Locate and copy all lines bearing the word "tight".

########

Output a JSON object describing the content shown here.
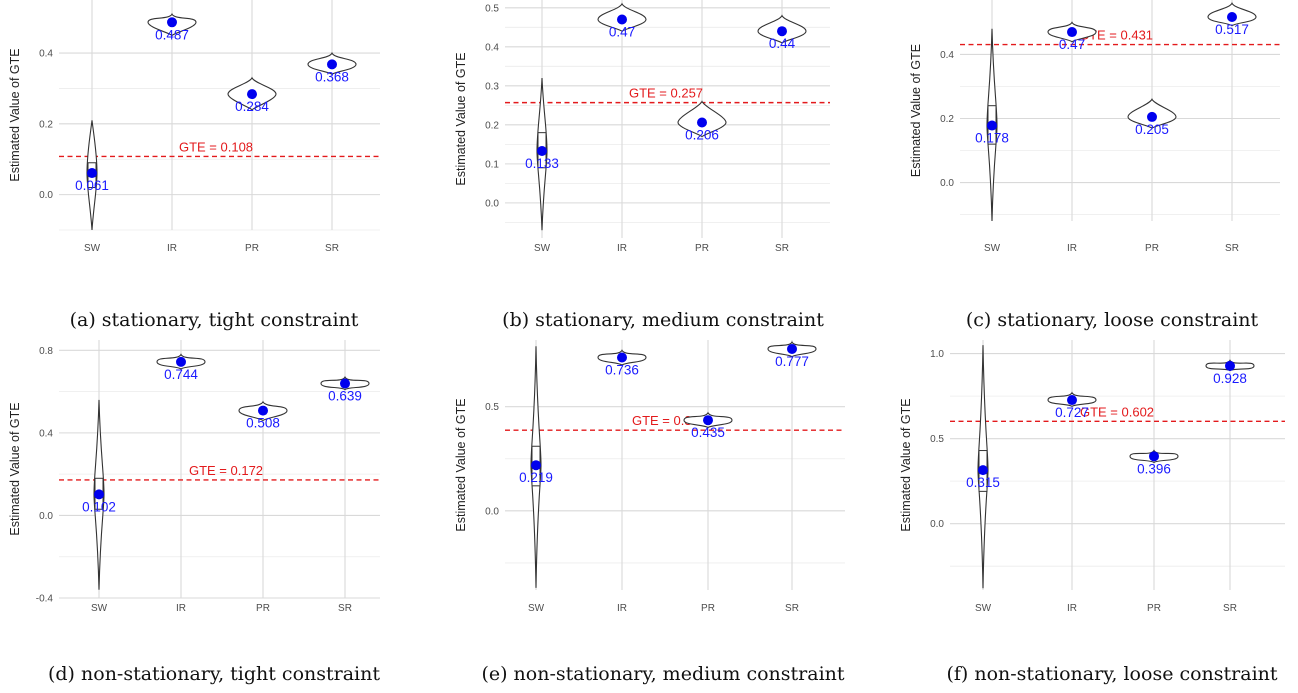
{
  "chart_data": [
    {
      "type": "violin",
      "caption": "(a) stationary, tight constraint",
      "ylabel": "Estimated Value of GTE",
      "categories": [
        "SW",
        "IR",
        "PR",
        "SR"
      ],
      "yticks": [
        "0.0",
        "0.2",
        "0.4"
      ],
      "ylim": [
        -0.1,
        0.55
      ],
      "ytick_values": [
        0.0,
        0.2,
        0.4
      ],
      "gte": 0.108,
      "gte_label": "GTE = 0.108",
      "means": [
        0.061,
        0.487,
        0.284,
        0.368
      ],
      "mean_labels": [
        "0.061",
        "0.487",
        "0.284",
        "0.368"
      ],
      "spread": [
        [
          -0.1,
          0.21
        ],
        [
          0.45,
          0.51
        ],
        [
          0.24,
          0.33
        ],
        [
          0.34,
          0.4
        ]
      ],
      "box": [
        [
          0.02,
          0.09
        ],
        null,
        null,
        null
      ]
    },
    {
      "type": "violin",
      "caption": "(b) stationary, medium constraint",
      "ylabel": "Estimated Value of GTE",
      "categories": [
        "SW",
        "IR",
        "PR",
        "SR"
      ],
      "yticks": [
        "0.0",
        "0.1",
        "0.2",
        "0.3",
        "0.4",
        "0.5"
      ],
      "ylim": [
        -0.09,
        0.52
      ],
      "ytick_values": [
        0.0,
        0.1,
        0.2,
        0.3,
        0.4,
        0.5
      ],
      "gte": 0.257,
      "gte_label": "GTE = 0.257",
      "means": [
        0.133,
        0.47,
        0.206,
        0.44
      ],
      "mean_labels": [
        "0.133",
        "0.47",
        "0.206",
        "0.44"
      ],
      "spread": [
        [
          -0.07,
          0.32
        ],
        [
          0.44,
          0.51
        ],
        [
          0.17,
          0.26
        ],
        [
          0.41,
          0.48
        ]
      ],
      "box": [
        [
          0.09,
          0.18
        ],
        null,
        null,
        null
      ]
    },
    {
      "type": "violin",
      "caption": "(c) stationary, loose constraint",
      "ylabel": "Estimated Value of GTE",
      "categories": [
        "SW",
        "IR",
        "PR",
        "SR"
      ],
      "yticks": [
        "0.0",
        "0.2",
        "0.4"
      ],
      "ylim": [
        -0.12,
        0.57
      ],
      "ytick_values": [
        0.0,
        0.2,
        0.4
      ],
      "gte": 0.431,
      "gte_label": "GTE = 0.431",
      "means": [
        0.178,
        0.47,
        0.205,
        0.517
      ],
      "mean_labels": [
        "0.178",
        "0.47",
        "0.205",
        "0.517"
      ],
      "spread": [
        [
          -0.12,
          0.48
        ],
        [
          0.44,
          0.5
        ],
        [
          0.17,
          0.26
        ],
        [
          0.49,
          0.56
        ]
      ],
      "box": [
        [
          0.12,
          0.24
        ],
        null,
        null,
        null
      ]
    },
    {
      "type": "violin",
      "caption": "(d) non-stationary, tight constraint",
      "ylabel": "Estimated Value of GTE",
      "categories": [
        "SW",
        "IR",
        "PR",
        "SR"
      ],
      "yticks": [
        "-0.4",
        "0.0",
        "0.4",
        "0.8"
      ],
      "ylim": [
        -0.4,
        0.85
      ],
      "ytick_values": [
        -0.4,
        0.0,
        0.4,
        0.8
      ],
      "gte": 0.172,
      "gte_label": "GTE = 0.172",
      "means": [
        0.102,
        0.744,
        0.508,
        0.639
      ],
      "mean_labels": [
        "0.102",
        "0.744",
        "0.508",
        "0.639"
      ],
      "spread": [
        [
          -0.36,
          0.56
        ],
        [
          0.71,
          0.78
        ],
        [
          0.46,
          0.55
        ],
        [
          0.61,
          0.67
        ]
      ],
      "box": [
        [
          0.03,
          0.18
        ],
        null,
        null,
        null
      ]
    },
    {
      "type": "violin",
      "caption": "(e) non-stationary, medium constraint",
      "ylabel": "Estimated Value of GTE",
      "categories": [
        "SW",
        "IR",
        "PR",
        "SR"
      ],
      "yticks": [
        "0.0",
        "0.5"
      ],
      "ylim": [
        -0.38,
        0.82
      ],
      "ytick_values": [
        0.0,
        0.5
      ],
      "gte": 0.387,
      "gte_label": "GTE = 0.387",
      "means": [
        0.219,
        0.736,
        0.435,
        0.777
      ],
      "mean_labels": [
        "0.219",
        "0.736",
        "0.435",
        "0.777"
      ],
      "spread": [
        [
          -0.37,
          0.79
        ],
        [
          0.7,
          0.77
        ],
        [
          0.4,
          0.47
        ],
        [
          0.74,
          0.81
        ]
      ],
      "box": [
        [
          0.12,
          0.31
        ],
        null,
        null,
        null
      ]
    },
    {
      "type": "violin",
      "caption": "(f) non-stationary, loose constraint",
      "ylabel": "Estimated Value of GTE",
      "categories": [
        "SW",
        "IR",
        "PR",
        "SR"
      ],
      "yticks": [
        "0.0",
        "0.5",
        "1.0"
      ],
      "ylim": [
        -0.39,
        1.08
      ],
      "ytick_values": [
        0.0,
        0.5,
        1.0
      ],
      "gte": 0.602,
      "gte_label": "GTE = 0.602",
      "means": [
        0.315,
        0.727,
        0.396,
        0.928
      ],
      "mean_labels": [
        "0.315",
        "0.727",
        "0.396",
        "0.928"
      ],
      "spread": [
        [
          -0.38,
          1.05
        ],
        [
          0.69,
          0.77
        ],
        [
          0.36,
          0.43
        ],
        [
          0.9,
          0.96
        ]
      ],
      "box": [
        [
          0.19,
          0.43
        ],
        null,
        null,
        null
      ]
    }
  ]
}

########

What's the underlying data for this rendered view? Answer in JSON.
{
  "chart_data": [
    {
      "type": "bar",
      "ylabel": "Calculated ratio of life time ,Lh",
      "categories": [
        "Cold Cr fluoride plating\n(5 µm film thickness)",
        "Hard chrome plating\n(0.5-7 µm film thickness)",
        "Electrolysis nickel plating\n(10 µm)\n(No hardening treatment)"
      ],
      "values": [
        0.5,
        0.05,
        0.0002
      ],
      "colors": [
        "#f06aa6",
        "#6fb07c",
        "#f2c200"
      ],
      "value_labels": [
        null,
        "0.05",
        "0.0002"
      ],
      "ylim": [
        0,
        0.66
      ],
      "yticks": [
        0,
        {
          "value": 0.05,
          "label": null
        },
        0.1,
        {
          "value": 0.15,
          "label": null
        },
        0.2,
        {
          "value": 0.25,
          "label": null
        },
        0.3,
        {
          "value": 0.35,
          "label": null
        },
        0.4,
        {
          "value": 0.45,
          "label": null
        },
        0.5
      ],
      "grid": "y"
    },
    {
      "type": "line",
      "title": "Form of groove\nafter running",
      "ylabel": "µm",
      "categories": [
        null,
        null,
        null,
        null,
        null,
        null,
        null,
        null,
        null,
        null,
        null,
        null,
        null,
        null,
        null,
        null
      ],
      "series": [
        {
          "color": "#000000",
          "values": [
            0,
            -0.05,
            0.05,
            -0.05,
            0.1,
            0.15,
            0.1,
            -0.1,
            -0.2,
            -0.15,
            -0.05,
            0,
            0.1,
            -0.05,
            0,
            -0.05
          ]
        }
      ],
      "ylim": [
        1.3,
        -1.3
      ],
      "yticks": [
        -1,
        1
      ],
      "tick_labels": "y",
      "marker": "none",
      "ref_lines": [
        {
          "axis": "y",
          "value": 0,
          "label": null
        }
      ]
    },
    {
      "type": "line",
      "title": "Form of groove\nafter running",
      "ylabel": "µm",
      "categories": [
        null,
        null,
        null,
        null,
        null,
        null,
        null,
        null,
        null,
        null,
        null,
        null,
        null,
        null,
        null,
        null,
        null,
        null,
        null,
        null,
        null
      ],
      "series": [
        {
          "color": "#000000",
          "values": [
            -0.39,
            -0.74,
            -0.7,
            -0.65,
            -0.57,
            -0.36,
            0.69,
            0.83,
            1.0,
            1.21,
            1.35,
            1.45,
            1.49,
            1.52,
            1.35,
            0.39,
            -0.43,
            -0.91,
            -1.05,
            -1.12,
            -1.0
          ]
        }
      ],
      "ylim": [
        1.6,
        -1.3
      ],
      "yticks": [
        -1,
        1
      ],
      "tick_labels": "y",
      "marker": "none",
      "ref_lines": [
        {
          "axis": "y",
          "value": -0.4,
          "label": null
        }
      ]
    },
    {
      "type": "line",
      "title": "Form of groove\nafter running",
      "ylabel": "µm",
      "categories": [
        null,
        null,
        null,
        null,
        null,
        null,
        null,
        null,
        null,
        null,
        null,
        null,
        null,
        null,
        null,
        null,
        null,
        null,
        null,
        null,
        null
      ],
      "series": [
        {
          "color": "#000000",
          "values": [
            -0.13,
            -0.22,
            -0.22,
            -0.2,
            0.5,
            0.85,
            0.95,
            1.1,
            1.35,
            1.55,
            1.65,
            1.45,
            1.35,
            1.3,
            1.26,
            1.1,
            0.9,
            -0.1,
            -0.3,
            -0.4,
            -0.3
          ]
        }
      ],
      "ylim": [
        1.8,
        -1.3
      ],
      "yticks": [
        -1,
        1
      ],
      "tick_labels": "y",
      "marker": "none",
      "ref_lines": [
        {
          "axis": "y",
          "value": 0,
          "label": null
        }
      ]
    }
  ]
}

########

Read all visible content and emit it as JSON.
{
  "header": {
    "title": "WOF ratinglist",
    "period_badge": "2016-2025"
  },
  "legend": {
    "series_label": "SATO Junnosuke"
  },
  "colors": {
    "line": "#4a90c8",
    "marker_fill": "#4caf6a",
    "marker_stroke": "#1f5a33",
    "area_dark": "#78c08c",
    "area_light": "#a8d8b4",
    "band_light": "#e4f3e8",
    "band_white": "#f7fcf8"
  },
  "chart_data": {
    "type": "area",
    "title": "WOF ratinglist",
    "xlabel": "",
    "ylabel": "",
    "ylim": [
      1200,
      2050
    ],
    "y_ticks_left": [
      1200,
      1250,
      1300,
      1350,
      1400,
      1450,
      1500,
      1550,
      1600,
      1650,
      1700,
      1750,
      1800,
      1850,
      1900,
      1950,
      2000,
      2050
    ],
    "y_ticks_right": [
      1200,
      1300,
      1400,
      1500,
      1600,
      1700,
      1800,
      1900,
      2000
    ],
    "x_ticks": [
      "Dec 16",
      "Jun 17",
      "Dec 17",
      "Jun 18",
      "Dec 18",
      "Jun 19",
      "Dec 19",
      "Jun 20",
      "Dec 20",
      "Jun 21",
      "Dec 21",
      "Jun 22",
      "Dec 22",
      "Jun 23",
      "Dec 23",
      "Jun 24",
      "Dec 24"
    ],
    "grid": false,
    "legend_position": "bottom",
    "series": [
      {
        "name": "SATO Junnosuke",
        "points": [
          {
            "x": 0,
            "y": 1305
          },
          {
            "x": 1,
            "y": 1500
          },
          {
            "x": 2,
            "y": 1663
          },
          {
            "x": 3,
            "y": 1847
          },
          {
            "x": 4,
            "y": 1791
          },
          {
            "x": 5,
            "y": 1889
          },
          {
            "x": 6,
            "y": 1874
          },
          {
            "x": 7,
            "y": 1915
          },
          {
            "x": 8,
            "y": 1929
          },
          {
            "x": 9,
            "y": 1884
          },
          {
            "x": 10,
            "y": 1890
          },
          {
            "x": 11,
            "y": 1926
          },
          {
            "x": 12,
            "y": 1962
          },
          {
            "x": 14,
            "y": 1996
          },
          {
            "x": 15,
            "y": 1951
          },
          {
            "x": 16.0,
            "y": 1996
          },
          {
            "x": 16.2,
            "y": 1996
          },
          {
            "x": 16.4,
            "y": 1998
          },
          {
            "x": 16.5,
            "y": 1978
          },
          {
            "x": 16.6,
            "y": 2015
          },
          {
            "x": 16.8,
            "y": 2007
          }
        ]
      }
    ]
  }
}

########

## The reply
      "caption": "(a) stationary, tight constraint",
      "caption": "(d) non-stationary, tight constraint",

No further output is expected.